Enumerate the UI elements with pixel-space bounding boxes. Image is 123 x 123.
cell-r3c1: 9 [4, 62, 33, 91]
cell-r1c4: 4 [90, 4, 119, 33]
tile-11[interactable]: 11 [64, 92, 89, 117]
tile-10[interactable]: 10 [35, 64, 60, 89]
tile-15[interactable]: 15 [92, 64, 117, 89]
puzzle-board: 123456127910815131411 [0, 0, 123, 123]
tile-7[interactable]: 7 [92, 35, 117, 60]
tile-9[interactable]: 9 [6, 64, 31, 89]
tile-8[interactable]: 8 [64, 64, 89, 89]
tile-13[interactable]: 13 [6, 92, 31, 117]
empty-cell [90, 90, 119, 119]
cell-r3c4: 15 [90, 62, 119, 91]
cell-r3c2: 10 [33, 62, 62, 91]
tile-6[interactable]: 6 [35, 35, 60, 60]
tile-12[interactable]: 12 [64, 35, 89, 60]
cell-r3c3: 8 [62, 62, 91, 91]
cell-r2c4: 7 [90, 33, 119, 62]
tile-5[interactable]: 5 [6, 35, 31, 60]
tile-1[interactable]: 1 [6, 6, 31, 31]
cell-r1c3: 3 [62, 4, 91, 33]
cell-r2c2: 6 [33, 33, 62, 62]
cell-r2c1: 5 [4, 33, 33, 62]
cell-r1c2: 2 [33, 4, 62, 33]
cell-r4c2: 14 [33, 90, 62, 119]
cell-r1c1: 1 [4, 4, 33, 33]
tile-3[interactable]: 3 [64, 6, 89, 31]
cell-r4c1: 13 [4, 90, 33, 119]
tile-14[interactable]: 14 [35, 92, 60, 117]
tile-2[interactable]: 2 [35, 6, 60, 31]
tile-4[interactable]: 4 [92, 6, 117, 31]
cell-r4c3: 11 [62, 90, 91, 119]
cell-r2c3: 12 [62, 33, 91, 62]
-=-=-
Problem to work on – Write out the material word for word, starting at its first line and stopping after the line that contains "tile-8[interactable]: 8 [64, 64, 89, 89]".

Answer for the task –
Enumerate the UI elements with pixel-space bounding boxes. Image is 123 x 123.
cell-r3c1: 9 [4, 62, 33, 91]
cell-r1c4: 4 [90, 4, 119, 33]
tile-11[interactable]: 11 [64, 92, 89, 117]
tile-10[interactable]: 10 [35, 64, 60, 89]
tile-15[interactable]: 15 [92, 64, 117, 89]
puzzle-board: 123456127910815131411 [0, 0, 123, 123]
tile-7[interactable]: 7 [92, 35, 117, 60]
tile-9[interactable]: 9 [6, 64, 31, 89]
tile-8[interactable]: 8 [64, 64, 89, 89]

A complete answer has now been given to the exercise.